Copy every line that holds "Découpez".

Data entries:
--

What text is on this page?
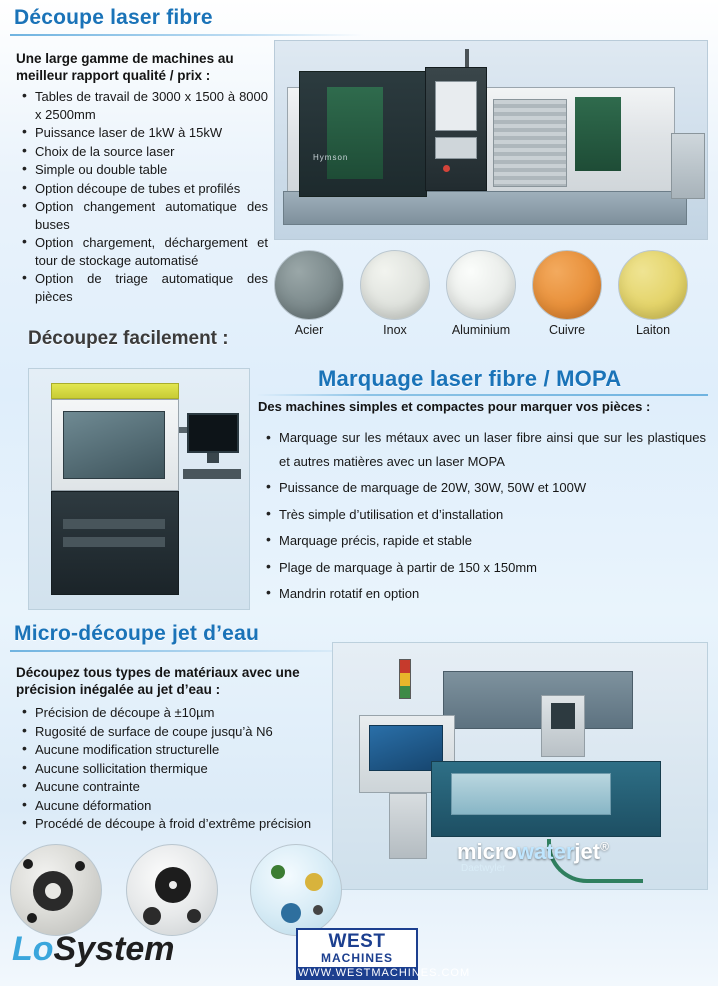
Découpe laser fibre
Une large gamme de machines au meilleur rapport qualité / prix :
• Tables de travail de 3000 x 1500 à 8000 x 2500mm
• Puissance laser de 1kW à 15kW
• Choix de la source laser
• Simple ou double table
• Option découpe de tubes et profilés
• Option changement automatique des buses
• Option chargement, déchargement et tour de stockage automatisé
• Option de triage automatique des pièces
Hymson
Acier	Inox	Aluminium	Cuivre	Laiton
Découpez facilement :
Marquage laser fibre / MOPA
Des machines simples et compactes pour marquer vos pièces :
• Marquage sur les métaux avec un laser fibre ainsi que sur les plastiques et autres matières avec un laser MOPA
• Puissance de marquage de 20W, 30W, 50W et 100W
• Très simple d’utilisation et d’installation
• Marquage précis, rapide et stable
• Plage de marquage à partir de 150 x 150mm
• Mandrin rotatif en option
Micro-découpe jet d’eau
Découpez tous types de matériaux avec une précision inégalée au jet d’eau :
• Précision de découpe à ±10µm
• Rugosité de surface de coupe jusqu’à N6
• Aucune modification structurelle
• Aucune sollicitation thermique
• Aucune contrainte
• Aucune déformation
• Procédé de découpe à froid d’extrême précision
microwaterjet®
Daetwyler
LoSystem	WEST
MACHINES
WWW.WESTMACHINES.COM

--

> _EXPECTED ANSWER_
Découpez facilement :
Découpez tous types de matériaux avec une précision inégalée au jet d’eau :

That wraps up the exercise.